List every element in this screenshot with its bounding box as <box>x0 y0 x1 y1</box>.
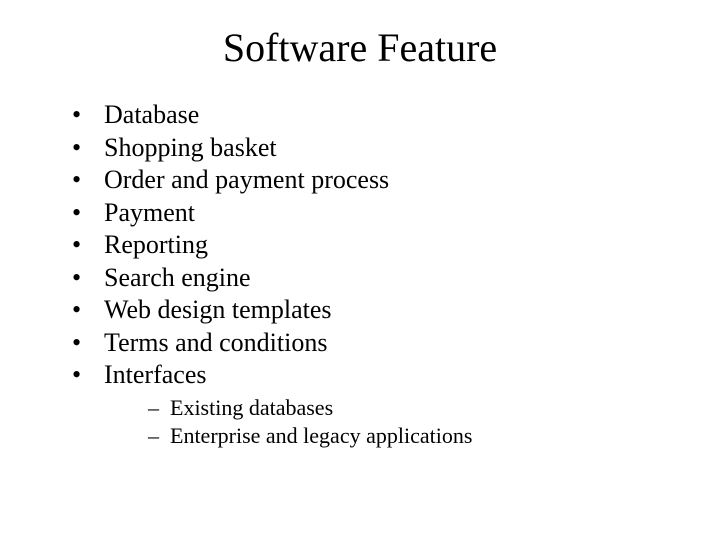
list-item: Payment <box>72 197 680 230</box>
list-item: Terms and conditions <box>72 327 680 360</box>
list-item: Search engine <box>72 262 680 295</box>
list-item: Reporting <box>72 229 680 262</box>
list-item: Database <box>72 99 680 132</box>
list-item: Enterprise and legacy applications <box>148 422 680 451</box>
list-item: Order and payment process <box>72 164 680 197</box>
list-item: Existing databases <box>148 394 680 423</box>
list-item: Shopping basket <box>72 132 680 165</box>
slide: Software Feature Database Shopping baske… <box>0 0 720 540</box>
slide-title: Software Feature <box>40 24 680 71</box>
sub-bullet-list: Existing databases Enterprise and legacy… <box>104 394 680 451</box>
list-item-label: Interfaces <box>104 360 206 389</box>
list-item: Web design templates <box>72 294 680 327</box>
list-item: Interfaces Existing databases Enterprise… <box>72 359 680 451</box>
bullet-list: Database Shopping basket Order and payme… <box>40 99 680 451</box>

☆ ☆ ☆

### What the task asks
Copy every line of the items above word for word, leaving out the pictures.

### Answer to this task
List every element in this screenshot with its bounding box as <box>x0 y0 x1 y1</box>.
list-item: Payment <box>72 197 680 230</box>
list-item: Terms and conditions <box>72 327 680 360</box>
list-item: Search engine <box>72 262 680 295</box>
list-item: Reporting <box>72 229 680 262</box>
list-item: Database <box>72 99 680 132</box>
list-item: Enterprise and legacy applications <box>148 422 680 451</box>
list-item: Order and payment process <box>72 164 680 197</box>
list-item: Existing databases <box>148 394 680 423</box>
list-item: Shopping basket <box>72 132 680 165</box>
slide: Software Feature Database Shopping baske… <box>0 0 720 540</box>
slide-title: Software Feature <box>40 24 680 71</box>
sub-bullet-list: Existing databases Enterprise and legacy… <box>104 394 680 451</box>
list-item-label: Interfaces <box>104 360 206 389</box>
list-item: Web design templates <box>72 294 680 327</box>
list-item: Interfaces Existing databases Enterprise… <box>72 359 680 451</box>
bullet-list: Database Shopping basket Order and payme… <box>40 99 680 451</box>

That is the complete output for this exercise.